» Dataset entries

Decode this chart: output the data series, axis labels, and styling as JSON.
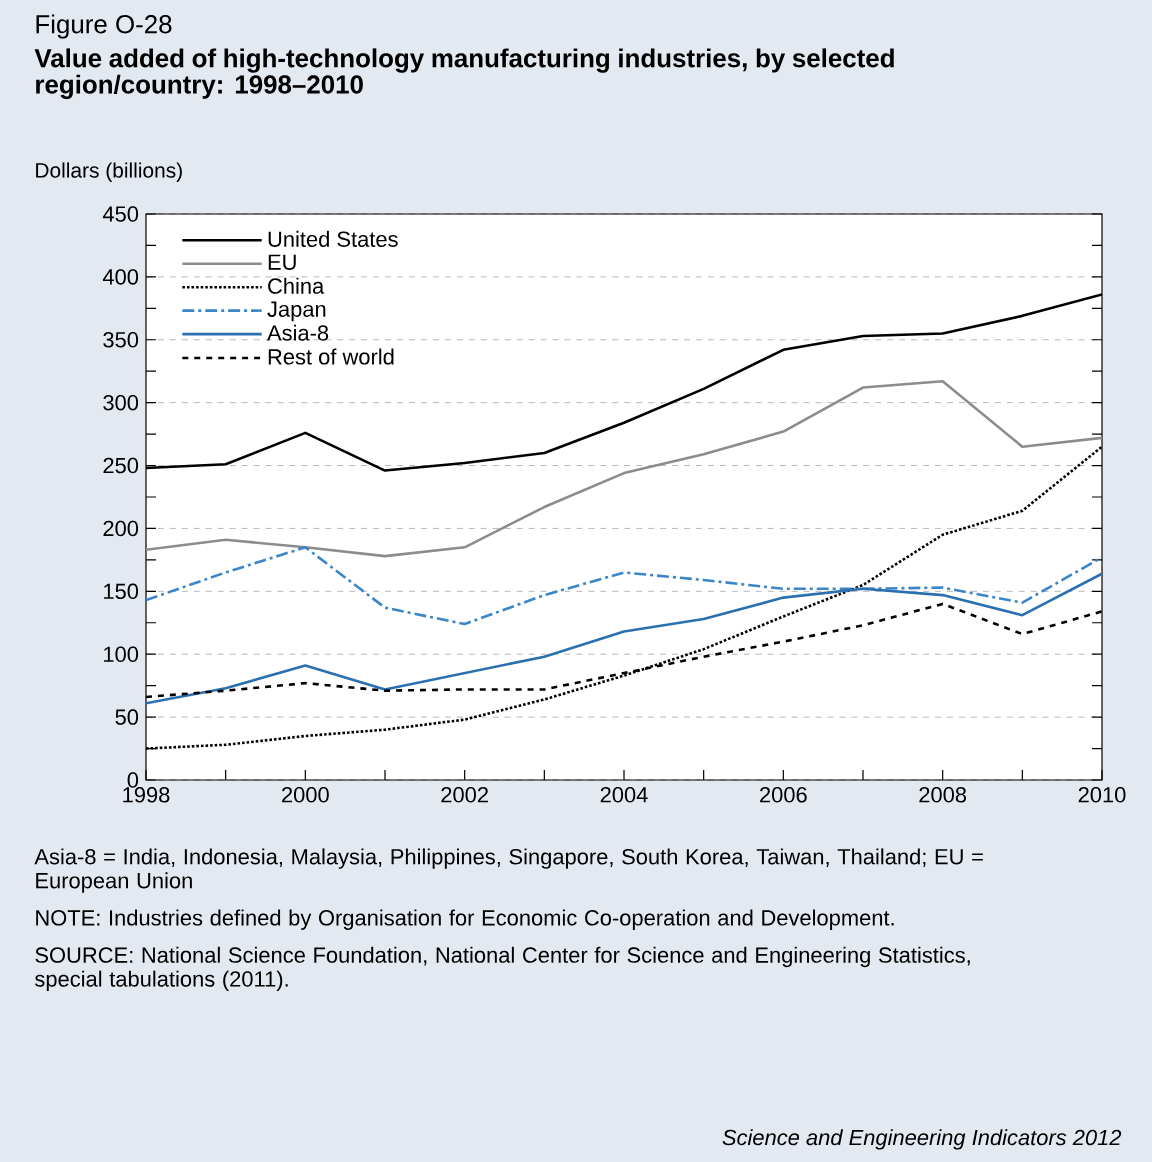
{
  "chart_data": {
    "type": "line",
    "title": "Figure O-28",
    "subtitle": "Value added of high-technology manufacturing industries, by selected region/country: 1998–2010",
    "ylabel": "Dollars (billions)",
    "x": [
      1998,
      1999,
      2000,
      2001,
      2002,
      2003,
      2004,
      2005,
      2006,
      2007,
      2008,
      2009,
      2010
    ],
    "series": [
      {
        "name": "United States",
        "color": "#000000",
        "line_style": "solid",
        "values": [
          248,
          251,
          276,
          246,
          252,
          260,
          284,
          311,
          342,
          353,
          355,
          369,
          386
        ]
      },
      {
        "name": "EU",
        "color": "#8c8c8c",
        "line_style": "solid",
        "values": [
          183,
          191,
          185,
          178,
          185,
          217,
          244,
          259,
          277,
          312,
          317,
          265,
          272
        ]
      },
      {
        "name": "China",
        "color": "#000000",
        "line_style": "dotted",
        "values": [
          25,
          28,
          35,
          40,
          48,
          64,
          83,
          104,
          130,
          155,
          195,
          214,
          265
        ]
      },
      {
        "name": "Japan",
        "color": "#3a86c8",
        "line_style": "dashdot",
        "values": [
          143,
          165,
          185,
          137,
          124,
          147,
          165,
          159,
          152,
          152,
          153,
          141,
          177
        ]
      },
      {
        "name": "Asia-8",
        "color": "#2a6fb0",
        "line_style": "solid",
        "values": [
          61,
          73,
          91,
          72,
          85,
          98,
          118,
          128,
          145,
          152,
          147,
          131,
          164
        ]
      },
      {
        "name": "Rest of world",
        "color": "#000000",
        "line_style": "dashed",
        "values": [
          66,
          71,
          77,
          71,
          72,
          72,
          85,
          98,
          110,
          123,
          140,
          116,
          134
        ]
      }
    ],
    "xlim": [
      1998,
      2010
    ],
    "xticks": [
      1998,
      {
        "value": 1999,
        "label": null
      },
      2000,
      {
        "value": 2001,
        "label": null
      },
      2002,
      {
        "value": 2003,
        "label": null
      },
      2004,
      {
        "value": 2005,
        "label": null
      },
      2006,
      {
        "value": 2007,
        "label": null
      },
      2008,
      {
        "value": 2009,
        "label": null
      },
      2010
    ],
    "ylim": [
      0,
      450
    ],
    "yticks": [
      0,
      {
        "value": 25,
        "label": null
      },
      50,
      {
        "value": 75,
        "label": null
      },
      100,
      {
        "value": 125,
        "label": null
      },
      150,
      {
        "value": 175,
        "label": null
      },
      200,
      {
        "value": 225,
        "label": null
      },
      250,
      {
        "value": 275,
        "label": null
      },
      300,
      {
        "value": 325,
        "label": null
      },
      350,
      {
        "value": 375,
        "label": null
      },
      400,
      {
        "value": 425,
        "label": null
      },
      450
    ],
    "grid": "y",
    "legend": "top left",
    "marker": "none",
    "annotations": [
      "Asia-8 = India, Indonesia, Malaysia, Philippines, Singapore, South Korea, Taiwan, Thailand; EU = European Union",
      "NOTE: Industries defined by Organisation for Economic Co-operation and Development.",
      "SOURCE: National Science Foundation, National Center for Science and Engineering Statistics, special tabulations (2011).",
      "Science and Engineering Indicators 2012"
    ]
  }
}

» EXERCISE BRIEF
Copy each line exactly, and leave the pictures out of your copy.

» TASK OUTPUT
Decode this chart: output the data series, axis labels, and styling as JSON.
{
  "chart_data": {
    "type": "line",
    "title": "Figure O-28",
    "subtitle": "Value added of high-technology manufacturing industries, by selected region/country: 1998–2010",
    "ylabel": "Dollars (billions)",
    "x": [
      1998,
      1999,
      2000,
      2001,
      2002,
      2003,
      2004,
      2005,
      2006,
      2007,
      2008,
      2009,
      2010
    ],
    "series": [
      {
        "name": "United States",
        "color": "#000000",
        "line_style": "solid",
        "values": [
          248,
          251,
          276,
          246,
          252,
          260,
          284,
          311,
          342,
          353,
          355,
          369,
          386
        ]
      },
      {
        "name": "EU",
        "color": "#8c8c8c",
        "line_style": "solid",
        "values": [
          183,
          191,
          185,
          178,
          185,
          217,
          244,
          259,
          277,
          312,
          317,
          265,
          272
        ]
      },
      {
        "name": "China",
        "color": "#000000",
        "line_style": "dotted",
        "values": [
          25,
          28,
          35,
          40,
          48,
          64,
          83,
          104,
          130,
          155,
          195,
          214,
          265
        ]
      },
      {
        "name": "Japan",
        "color": "#3a86c8",
        "line_style": "dashdot",
        "values": [
          143,
          165,
          185,
          137,
          124,
          147,
          165,
          159,
          152,
          152,
          153,
          141,
          177
        ]
      },
      {
        "name": "Asia-8",
        "color": "#2a6fb0",
        "line_style": "solid",
        "values": [
          61,
          73,
          91,
          72,
          85,
          98,
          118,
          128,
          145,
          152,
          147,
          131,
          164
        ]
      },
      {
        "name": "Rest of world",
        "color": "#000000",
        "line_style": "dashed",
        "values": [
          66,
          71,
          77,
          71,
          72,
          72,
          85,
          98,
          110,
          123,
          140,
          116,
          134
        ]
      }
    ],
    "xlim": [
      1998,
      2010
    ],
    "xticks": [
      1998,
      {
        "value": 1999,
        "label": null
      },
      2000,
      {
        "value": 2001,
        "label": null
      },
      2002,
      {
        "value": 2003,
        "label": null
      },
      2004,
      {
        "value": 2005,
        "label": null
      },
      2006,
      {
        "value": 2007,
        "label": null
      },
      2008,
      {
        "value": 2009,
        "label": null
      },
      2010
    ],
    "ylim": [
      0,
      450
    ],
    "yticks": [
      0,
      {
        "value": 25,
        "label": null
      },
      50,
      {
        "value": 75,
        "label": null
      },
      100,
      {
        "value": 125,
        "label": null
      },
      150,
      {
        "value": 175,
        "label": null
      },
      200,
      {
        "value": 225,
        "label": null
      },
      250,
      {
        "value": 275,
        "label": null
      },
      300,
      {
        "value": 325,
        "label": null
      },
      350,
      {
        "value": 375,
        "label": null
      },
      400,
      {
        "value": 425,
        "label": null
      },
      450
    ],
    "grid": "y",
    "legend": "top left",
    "marker": "none",
    "annotations": [
      "Asia-8 = India, Indonesia, Malaysia, Philippines, Singapore, South Korea, Taiwan, Thailand; EU = European Union",
      "NOTE: Industries defined by Organisation for Economic Co-operation and Development.",
      "SOURCE: National Science Foundation, National Center for Science and Engineering Statistics, special tabulations (2011).",
      "Science and Engineering Indicators 2012"
    ]
  }
}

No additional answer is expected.